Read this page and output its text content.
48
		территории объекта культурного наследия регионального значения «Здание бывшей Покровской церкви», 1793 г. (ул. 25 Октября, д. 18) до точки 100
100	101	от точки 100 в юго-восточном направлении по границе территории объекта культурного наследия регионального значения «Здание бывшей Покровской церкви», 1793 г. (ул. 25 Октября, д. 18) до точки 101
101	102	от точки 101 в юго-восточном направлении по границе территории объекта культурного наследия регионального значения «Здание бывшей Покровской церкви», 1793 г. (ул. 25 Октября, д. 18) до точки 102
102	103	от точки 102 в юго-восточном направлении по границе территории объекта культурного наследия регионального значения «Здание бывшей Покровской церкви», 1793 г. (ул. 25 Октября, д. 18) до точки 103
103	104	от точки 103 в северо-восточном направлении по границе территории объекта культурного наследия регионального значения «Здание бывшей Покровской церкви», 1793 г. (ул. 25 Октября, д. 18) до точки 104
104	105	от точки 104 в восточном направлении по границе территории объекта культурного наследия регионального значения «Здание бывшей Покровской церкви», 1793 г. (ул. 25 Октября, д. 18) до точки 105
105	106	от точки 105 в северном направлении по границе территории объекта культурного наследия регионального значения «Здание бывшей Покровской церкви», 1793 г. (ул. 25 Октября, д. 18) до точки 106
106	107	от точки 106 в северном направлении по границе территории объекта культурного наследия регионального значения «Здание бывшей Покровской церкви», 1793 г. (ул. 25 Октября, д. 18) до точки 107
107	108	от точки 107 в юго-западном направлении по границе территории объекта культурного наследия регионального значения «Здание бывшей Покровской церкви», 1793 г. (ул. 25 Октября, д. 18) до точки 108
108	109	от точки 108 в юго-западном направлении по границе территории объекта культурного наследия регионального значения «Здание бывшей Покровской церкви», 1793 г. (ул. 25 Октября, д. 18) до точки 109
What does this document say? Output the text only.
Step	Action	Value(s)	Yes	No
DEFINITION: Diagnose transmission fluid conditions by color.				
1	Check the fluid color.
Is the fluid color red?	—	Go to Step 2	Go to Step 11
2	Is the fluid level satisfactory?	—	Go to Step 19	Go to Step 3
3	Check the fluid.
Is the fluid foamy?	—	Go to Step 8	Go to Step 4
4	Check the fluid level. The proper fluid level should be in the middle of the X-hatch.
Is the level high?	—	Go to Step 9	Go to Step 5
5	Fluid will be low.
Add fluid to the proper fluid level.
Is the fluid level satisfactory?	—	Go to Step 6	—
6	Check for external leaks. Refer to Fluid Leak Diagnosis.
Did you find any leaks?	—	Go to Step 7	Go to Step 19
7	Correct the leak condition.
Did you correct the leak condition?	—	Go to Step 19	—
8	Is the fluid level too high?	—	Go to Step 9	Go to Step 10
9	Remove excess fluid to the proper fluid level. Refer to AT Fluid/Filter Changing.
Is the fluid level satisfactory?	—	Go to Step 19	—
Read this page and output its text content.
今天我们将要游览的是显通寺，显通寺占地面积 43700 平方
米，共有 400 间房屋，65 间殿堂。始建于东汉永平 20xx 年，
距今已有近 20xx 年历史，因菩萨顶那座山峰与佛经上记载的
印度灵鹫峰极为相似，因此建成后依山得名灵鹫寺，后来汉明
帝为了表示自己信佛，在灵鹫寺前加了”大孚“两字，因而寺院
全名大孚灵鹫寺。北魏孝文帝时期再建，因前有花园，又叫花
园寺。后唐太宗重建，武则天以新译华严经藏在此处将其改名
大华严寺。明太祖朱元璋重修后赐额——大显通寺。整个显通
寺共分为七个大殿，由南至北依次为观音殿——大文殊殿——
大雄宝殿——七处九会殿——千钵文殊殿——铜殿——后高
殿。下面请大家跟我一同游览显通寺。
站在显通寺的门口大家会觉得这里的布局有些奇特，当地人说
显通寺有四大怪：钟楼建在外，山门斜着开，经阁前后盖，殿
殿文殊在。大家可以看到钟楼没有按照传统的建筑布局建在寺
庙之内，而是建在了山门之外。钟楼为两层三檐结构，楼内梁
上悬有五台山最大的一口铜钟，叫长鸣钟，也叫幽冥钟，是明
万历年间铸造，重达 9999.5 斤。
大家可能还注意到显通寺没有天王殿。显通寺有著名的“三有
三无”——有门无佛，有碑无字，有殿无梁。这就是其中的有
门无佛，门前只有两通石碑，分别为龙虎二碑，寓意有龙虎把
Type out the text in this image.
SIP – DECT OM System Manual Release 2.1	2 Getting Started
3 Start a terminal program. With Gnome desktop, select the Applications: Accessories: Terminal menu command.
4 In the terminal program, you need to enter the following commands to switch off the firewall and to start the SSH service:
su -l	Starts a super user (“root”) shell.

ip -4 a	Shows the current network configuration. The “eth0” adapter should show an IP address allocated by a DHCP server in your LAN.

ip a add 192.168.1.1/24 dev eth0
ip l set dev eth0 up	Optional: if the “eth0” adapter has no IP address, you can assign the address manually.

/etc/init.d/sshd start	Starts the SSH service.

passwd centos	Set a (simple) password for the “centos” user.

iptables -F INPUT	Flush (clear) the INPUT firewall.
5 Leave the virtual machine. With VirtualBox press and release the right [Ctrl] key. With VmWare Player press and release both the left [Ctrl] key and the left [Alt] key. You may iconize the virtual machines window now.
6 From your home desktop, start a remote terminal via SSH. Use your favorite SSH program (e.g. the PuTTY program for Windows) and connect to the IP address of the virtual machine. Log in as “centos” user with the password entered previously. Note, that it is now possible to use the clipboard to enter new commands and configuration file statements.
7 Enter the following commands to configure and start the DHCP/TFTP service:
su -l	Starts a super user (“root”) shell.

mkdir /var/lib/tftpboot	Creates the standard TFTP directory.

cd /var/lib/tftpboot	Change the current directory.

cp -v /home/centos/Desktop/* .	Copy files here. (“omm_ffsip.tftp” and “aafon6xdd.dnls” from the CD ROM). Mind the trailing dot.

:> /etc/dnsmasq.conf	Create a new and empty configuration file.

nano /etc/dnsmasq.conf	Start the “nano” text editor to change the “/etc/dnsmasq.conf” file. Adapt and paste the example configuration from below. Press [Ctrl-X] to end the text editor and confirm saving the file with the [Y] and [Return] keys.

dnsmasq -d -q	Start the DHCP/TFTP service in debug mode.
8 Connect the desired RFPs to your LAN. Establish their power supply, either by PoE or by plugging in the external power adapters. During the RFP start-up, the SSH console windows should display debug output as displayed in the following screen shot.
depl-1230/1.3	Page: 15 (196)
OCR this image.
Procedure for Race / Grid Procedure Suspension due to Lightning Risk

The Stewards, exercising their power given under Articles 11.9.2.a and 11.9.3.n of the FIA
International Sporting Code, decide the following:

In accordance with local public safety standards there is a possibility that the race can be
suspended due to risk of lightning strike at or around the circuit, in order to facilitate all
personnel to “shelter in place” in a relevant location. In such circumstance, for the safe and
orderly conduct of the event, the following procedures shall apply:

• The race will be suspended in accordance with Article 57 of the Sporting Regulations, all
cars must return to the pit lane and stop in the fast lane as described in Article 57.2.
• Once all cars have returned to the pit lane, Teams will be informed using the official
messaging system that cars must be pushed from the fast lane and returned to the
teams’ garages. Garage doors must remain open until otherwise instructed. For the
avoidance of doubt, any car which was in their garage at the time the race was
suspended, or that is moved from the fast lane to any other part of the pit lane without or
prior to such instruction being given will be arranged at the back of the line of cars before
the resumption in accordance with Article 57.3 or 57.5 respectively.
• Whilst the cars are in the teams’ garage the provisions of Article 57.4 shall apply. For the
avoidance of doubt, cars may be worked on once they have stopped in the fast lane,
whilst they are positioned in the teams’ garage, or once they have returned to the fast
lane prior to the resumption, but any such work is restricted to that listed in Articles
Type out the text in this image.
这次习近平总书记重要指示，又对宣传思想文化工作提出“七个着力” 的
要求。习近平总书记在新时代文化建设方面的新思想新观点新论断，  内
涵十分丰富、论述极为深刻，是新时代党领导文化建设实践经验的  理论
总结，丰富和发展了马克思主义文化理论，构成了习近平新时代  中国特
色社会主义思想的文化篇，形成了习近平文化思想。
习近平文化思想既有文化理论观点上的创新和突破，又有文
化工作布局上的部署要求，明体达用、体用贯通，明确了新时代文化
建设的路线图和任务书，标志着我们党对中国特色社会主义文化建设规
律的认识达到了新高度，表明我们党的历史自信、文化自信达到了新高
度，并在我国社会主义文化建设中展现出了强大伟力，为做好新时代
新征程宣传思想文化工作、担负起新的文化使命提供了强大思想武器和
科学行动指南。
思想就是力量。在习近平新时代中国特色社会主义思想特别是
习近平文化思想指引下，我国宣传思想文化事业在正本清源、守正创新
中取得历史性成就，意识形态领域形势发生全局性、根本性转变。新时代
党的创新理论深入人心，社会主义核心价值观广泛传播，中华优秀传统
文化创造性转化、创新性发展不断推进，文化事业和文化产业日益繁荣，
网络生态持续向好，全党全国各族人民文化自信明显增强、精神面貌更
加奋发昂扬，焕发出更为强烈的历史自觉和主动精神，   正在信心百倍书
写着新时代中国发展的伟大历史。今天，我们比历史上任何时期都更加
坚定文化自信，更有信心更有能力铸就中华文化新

**Your objective:**
Find the string "current" in the listing and return every line that holds it.

**The output:**
ip -4 a	Shows the current network configuration. The “eth0” adapter should show an IP address allocated by a DHCP server in your LAN.
cd /var/lib/tftpboot	Change the current directory.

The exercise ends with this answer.